_YANG PERLU DIKERJAKAN_
**1.** Menurut teks yang diberikan, apa saja tiga pilar yang tidak boleh dipisahkan agar kebaikan dapat tegak?
**2.** Ulangi tanpa perubahan bagian teks yang diberikan yang diawali dengan kata-kata "akan melakukan hal" dan ditutup dengan "kalau tidak mau?".

_TEKS YANG DIBERIKAN_
————

Orang yang berprinsip “yang penting aku baik” adalah mereka yang mengetahui
suatu kondisi sedang rusak/salah kemudian mereka kadang mau memperbaikinya.
Misalnya: di selokan depan rumah banyak sampah. Maka orang “yang penting aku baik”
akan melakukan hal diantaranya: mengambil sampah itu dan membuangnya dtempt
yang bener. Atau mengomel lalu mengambilnya. Atau membuat tulisan “dilarang
membuang sampah di selokan”. Akhirnya yang terjadi selang dua tiga hari, satu
minggu ada lagi sampah diselokan. Aduh capek klo sperti ini kan? Memang benar
orang ini telah melakukan kebaikan dan itu pahala baginya, tapi tidak bisa
menyelesaikan masalah.. masih untung kalau orang “yang penting aku baik” mau
mengambil sampah itu, kalau tidak mau?
Adapun orang yang berprinsip “aku dan kalian baik” adalah mereka yang
mengetahui suatu kondisi sedang rusak/salah lalu mlakukan tindakan yang bisa
menyelesaikanya dan tidak menimbulkan masalah baru lagi. Contohnya: di selokan depan
rumah banyak sampah. Maka orang yang berprinsip “aku dan kalian baik” akan
melakukan hal berikut: pertama, karena sampah sudah di depan mata maka ia akan
mengambilnya dan akan selalu menjadi teladan tidak pernah membuang sampah
diselokan. Kedua, memberikan penerangan kepada keluarganya tentang kebersihan
dan dampak buang sampah diselokan. Ketiga, mendatangi pak RT menyampaikan
masalah yang terjadi dan mengajak pak RT untuk memberikan pencerahan kepada
warga tentang kebersihan dlihat dari sudut: kesehatan, agama, dampaknya. Selain
itu juga mengajak aparat terkait untuk membuat aturan dan system kebersihan.
Kesimpulannya: prinsip “yang penting aku baik” tidak dapat membawa pada
perubahan. Karena kebaikan tidak akan tegak bila Tiga pilar yaitu individu, masyarakat
dan aturan (system) dipisahkan. Memprbaiki individunya dulu tidak sampe pada
perubahan, membuat aturannya saja tanpa memperbaiki pemikiran individunya akan
brujung pada pelanggaran terhadap aturan. Jadi, yang bener ketiganya harus disentuh/di
dakwahi untuk menghasilkan perubahan yang nyata.

————

_DAFTAR HASIL EKSTRAKSI_
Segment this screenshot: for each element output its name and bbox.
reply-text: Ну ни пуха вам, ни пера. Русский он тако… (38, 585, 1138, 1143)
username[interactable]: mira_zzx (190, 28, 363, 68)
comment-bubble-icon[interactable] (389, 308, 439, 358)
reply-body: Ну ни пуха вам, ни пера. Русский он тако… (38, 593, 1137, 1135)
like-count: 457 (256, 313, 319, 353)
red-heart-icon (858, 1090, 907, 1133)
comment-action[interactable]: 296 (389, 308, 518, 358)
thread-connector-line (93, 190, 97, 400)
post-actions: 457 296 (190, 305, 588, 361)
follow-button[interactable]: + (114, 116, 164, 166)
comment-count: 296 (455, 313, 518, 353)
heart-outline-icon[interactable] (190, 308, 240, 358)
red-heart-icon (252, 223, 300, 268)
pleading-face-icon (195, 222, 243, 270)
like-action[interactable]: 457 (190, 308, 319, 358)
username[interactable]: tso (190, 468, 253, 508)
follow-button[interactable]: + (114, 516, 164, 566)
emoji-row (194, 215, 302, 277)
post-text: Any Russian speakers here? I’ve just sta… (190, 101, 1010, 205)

————

_JAWABAN SECARA BERURUTAN_
**1.** Individu, masyarakat, dan aturan (sistem).

**2.**
akan melakukan hal diantaranya: mengambil sampah itu dan membuangnya dtempt
yang bener. Atau mengomel lalu mengambilnya. Atau membuat tulisan “dilarang
membuang sampah di selokan”. Akhirnya yang terjadi selang dua tiga hari, satu
minggu ada lagi sampah diselokan. Aduh capek klo sperti ini kan? Memang benar
orang ini telah melakukan kebaikan dan itu pahala baginya, tapi tidak bisa
menyelesaikan masalah.. masih untung kalau orang “yang penting aku baik” mau
mengambil sampah itu, kalau tidak mau?